◆ WHAT YOU SHOULD DO ◆
Locate each line of the material that contains "JSON", then return it.

>> start

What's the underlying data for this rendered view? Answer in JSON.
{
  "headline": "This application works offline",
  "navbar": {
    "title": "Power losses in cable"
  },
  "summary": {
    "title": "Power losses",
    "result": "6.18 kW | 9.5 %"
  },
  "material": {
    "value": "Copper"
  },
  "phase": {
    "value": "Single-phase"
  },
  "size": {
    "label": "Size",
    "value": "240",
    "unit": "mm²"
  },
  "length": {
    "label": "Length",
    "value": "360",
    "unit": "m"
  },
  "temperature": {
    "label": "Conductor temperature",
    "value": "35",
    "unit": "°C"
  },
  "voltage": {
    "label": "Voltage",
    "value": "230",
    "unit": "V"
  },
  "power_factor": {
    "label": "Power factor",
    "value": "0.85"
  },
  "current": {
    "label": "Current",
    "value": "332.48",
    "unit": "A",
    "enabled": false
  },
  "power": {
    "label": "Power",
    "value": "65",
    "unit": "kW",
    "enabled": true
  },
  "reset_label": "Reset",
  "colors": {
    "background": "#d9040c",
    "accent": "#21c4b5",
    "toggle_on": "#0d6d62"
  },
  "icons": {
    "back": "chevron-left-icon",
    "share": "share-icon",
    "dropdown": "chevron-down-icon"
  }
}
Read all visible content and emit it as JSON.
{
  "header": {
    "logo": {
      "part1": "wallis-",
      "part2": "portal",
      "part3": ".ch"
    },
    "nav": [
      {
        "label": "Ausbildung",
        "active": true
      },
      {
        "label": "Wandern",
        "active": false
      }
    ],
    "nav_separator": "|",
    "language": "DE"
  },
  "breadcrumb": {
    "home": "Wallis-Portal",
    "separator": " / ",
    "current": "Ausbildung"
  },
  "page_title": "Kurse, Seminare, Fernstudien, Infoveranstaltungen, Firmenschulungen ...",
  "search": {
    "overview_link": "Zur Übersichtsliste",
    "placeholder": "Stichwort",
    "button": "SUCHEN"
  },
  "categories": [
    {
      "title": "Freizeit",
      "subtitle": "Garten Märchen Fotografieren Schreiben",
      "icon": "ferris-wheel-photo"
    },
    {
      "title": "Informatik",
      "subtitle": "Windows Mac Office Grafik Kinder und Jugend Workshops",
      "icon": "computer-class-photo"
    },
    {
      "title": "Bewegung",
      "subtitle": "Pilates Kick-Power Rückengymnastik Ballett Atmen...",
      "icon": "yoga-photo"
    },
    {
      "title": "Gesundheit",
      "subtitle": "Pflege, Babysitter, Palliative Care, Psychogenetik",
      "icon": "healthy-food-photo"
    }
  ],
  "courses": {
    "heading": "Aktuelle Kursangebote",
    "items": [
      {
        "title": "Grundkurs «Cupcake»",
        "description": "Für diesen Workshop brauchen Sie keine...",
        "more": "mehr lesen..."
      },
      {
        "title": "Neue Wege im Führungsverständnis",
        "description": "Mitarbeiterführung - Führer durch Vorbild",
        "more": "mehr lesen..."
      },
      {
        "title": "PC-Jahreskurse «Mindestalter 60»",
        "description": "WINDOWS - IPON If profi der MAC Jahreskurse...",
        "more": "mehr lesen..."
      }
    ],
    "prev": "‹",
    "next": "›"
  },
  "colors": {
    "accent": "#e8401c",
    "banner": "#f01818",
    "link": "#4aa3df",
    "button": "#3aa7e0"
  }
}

>> end

◆ TASK SOLUTION ◆
What's the underlying data for this rendered view? Answer in JSON.
Read all visible content and emit it as JSON.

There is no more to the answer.